*** Input records ***
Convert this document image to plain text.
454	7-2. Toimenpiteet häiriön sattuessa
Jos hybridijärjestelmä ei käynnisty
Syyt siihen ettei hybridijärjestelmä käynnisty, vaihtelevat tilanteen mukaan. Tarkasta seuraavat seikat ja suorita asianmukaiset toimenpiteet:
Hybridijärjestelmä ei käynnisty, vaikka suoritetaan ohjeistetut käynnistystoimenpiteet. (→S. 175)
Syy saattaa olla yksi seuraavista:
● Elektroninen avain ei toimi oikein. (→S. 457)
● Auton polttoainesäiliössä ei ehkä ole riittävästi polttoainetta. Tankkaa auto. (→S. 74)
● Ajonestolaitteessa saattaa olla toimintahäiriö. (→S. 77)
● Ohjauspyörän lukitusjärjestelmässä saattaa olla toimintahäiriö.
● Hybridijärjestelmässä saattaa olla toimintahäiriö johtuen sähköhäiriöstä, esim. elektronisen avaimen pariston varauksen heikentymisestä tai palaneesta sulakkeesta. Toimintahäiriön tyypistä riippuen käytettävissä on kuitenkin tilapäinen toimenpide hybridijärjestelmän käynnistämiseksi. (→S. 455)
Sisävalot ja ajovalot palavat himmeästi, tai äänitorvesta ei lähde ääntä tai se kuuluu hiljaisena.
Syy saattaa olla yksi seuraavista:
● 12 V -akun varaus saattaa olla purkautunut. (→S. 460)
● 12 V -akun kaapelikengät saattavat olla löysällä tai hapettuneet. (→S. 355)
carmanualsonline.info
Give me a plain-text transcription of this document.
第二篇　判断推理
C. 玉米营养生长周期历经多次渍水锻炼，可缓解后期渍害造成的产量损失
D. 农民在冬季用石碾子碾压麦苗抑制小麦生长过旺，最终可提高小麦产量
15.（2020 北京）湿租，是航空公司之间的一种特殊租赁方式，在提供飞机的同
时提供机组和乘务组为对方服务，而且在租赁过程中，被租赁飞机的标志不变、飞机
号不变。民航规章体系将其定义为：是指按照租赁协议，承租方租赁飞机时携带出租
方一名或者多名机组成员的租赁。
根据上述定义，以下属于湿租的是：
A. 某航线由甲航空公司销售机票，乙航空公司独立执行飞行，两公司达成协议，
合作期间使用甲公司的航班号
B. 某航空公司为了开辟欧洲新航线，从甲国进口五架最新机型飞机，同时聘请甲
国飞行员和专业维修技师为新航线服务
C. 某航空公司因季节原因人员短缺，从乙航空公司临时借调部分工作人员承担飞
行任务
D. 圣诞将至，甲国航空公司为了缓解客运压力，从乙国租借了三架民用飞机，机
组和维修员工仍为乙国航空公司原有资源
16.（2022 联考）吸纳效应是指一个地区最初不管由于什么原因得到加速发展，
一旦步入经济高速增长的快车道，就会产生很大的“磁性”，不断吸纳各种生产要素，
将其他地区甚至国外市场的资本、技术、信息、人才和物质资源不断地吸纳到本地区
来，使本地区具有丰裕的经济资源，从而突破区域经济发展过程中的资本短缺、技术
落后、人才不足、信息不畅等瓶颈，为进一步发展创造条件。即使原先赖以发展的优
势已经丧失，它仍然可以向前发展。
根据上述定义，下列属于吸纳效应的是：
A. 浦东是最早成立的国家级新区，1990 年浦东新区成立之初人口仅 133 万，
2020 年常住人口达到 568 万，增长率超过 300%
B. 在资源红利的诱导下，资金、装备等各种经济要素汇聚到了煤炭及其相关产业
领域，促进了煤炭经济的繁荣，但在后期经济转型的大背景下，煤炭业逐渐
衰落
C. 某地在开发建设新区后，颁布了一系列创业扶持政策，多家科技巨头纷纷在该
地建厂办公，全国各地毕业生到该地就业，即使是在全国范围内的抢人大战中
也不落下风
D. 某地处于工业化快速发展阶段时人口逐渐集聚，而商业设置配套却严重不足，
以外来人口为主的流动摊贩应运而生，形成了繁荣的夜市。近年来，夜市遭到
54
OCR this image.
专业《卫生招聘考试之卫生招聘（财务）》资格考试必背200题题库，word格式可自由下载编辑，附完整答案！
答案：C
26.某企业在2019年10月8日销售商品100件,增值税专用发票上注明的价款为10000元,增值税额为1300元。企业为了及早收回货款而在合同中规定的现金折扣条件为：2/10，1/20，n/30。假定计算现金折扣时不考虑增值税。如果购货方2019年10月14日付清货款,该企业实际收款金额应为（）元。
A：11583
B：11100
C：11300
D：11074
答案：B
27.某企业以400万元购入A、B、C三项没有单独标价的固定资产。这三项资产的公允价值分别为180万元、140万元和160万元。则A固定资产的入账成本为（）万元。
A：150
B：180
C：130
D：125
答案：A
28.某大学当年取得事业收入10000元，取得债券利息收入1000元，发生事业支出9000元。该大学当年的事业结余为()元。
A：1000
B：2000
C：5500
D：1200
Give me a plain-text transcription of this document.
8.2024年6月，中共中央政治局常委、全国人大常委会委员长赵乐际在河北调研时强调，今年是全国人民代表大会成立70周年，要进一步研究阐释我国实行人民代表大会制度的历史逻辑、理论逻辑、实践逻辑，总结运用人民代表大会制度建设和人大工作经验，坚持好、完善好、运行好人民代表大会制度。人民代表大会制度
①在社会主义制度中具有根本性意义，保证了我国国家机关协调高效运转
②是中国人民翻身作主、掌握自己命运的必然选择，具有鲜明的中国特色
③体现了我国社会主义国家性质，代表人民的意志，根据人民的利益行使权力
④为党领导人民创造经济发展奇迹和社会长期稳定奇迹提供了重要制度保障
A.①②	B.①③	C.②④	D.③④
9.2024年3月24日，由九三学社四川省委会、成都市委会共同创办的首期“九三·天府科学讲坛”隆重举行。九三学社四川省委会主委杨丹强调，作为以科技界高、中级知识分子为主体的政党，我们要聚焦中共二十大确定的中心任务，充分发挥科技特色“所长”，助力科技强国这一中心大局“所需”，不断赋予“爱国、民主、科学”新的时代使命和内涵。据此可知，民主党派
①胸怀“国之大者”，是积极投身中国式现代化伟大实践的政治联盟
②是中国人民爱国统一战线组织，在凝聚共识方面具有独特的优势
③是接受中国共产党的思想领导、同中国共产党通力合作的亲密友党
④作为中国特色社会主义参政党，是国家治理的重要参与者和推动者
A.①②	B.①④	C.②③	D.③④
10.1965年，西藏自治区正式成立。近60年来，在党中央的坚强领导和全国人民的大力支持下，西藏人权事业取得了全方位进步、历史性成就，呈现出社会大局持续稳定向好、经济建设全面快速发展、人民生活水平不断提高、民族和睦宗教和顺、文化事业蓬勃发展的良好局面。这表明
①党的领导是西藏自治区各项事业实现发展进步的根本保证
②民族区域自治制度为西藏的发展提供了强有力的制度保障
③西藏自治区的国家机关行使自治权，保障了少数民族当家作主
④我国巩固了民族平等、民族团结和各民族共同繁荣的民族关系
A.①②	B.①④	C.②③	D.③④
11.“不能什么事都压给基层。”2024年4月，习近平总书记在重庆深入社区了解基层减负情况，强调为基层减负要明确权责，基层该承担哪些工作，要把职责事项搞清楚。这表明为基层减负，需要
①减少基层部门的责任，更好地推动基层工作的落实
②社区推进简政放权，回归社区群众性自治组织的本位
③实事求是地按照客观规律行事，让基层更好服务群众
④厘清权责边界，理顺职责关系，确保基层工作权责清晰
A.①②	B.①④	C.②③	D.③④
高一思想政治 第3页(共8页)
***
To be done:
Pull out each line of the records holding the string "toimintahäiriö".

The result:
● Ajonestolaitteessa saattaa olla toimintahäiriö. (→S. 77)
● Ohjauspyörän lukitusjärjestelmässä saattaa olla toimintahäiriö.
● Hybridijärjestelmässä saattaa olla toimintahäiriö johtuen sähköhäiriöstä, esim. elektronisen avaimen pariston varauksen heikentymisestä tai palaneesta sulakkeesta. Toimintahäiriön tyypistä riippuen käytettävissä on kuitenkin tilapäinen toimenpide hybridijärjestelmän käynnistämiseksi. (→S. 455)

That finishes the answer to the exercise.